-- Start of RECORD SET --

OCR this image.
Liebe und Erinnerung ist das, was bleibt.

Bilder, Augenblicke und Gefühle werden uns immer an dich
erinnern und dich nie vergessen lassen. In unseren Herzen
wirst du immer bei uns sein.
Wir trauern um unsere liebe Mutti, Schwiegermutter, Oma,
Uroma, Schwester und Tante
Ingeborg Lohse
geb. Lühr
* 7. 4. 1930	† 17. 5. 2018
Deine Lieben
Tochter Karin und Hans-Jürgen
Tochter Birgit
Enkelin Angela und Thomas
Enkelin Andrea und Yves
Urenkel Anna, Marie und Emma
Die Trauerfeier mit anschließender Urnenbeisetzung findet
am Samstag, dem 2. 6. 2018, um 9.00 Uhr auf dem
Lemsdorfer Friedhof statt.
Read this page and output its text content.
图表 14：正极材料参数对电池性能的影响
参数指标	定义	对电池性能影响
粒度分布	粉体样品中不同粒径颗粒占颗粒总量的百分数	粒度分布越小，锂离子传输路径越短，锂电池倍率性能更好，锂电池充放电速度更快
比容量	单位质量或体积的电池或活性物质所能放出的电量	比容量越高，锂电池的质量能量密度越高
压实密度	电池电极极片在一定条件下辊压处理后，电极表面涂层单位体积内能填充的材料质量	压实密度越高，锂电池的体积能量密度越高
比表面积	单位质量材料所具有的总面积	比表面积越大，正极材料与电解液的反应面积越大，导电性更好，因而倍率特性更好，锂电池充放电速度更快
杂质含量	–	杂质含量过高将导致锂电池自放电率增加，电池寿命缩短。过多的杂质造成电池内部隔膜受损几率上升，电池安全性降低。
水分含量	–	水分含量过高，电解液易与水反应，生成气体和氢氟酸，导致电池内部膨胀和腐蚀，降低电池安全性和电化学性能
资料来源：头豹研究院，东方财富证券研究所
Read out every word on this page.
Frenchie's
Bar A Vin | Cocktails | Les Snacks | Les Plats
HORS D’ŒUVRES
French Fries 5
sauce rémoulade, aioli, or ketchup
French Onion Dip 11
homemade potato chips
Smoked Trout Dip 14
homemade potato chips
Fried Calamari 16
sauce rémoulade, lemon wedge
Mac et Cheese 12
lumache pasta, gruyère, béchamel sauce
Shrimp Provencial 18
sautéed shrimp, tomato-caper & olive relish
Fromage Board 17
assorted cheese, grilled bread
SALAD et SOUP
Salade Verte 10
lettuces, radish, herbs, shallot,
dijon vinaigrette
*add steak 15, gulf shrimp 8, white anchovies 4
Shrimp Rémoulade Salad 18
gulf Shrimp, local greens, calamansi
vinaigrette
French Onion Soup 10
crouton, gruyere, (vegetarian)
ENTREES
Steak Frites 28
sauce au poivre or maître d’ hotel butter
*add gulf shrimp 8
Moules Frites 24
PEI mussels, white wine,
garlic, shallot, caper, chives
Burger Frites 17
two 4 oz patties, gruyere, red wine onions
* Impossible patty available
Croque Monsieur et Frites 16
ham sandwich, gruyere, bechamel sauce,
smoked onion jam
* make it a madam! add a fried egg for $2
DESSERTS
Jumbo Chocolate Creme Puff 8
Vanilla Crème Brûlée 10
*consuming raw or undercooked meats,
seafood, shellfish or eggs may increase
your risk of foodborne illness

-- End of RECORD SET --

• **TASK BRIEF**: Each line of the material must be restated exactly.

• **RESULT FOR THIS TASK**:
OCR this image.
Liebe und Erinnerung ist das, was bleibt.

Bilder, Augenblicke und Gefühle werden uns immer an dich
erinnern und dich nie vergessen lassen. In unseren Herzen
wirst du immer bei uns sein.
Wir trauern um unsere liebe Mutti, Schwiegermutter, Oma,
Uroma, Schwester und Tante
Ingeborg Lohse
geb. Lühr
* 7. 4. 1930	† 17. 5. 2018
Deine Lieben
Tochter Karin und Hans-Jürgen
Tochter Birgit
Enkelin Angela und Thomas
Enkelin Andrea und Yves
Urenkel Anna, Marie und Emma
Die Trauerfeier mit anschließender Urnenbeisetzung findet
am Samstag, dem 2. 6. 2018, um 9.00 Uhr auf dem
Lemsdorfer Friedhof statt.
Read this page and output its text content.
图表 14：正极材料参数对电池性能的影响
参数指标	定义	对电池性能影响
粒度分布	粉体样品中不同粒径颗粒占颗粒总量的百分数	粒度分布越小，锂离子传输路径越短，锂电池倍率性能更好，锂电池充放电速度更快
比容量	单位质量或体积的电池或活性物质所能放出的电量	比容量越高，锂电池的质量能量密度越高
压实密度	电池电极极片在一定条件下辊压处理后，电极表面涂层单位体积内能填充的材料质量	压实密度越高，锂电池的体积能量密度越高
比表面积	单位质量材料所具有的总面积	比表面积越大，正极材料与电解液的反应面积越大，导电性更好，因而倍率特性更好，锂电池充放电速度更快
杂质含量	–	杂质含量过高将导致锂电池自放电率增加，电池寿命缩短。过多的杂质造成电池内部隔膜受损几率上升，电池安全性降低。
水分含量	–	水分含量过高，电解液易与水反应，生成气体和氢氟酸，导致电池内部膨胀和腐蚀，降低电池安全性和电化学性能
资料来源：头豹研究院，东方财富证券研究所
Read out every word on this page.
Frenchie's
Bar A Vin | Cocktails | Les Snacks | Les Plats
HORS D’ŒUVRES
French Fries 5
sauce rémoulade, aioli, or ketchup
French Onion Dip 11
homemade potato chips
Smoked Trout Dip 14
homemade potato chips
Fried Calamari 16
sauce rémoulade, lemon wedge
Mac et Cheese 12
lumache pasta, gruyère, béchamel sauce
Shrimp Provencial 18
sautéed shrimp, tomato-caper & olive relish
Fromage Board 17
assorted cheese, grilled bread
SALAD et SOUP
Salade Verte 10
lettuces, radish, herbs, shallot,
dijon vinaigrette
*add steak 15, gulf shrimp 8, white anchovies 4
Shrimp Rémoulade Salad 18
gulf Shrimp, local greens, calamansi
vinaigrette
French Onion Soup 10
crouton, gruyere, (vegetarian)
ENTREES
Steak Frites 28
sauce au poivre or maître d’ hotel butter
*add gulf shrimp 8
Moules Frites 24
PEI mussels, white wine,
garlic, shallot, caper, chives
Burger Frites 17
two 4 oz patties, gruyere, red wine onions
* Impossible patty available
Croque Monsieur et Frites 16
ham sandwich, gruyere, bechamel sauce,
smoked onion jam
* make it a madam! add a fried egg for $2
DESSERTS
Jumbo Chocolate Creme Puff 8
Vanilla Crème Brûlée 10
*consuming raw or undercooked meats,
seafood, shellfish or eggs may increase
your risk of foodborne illness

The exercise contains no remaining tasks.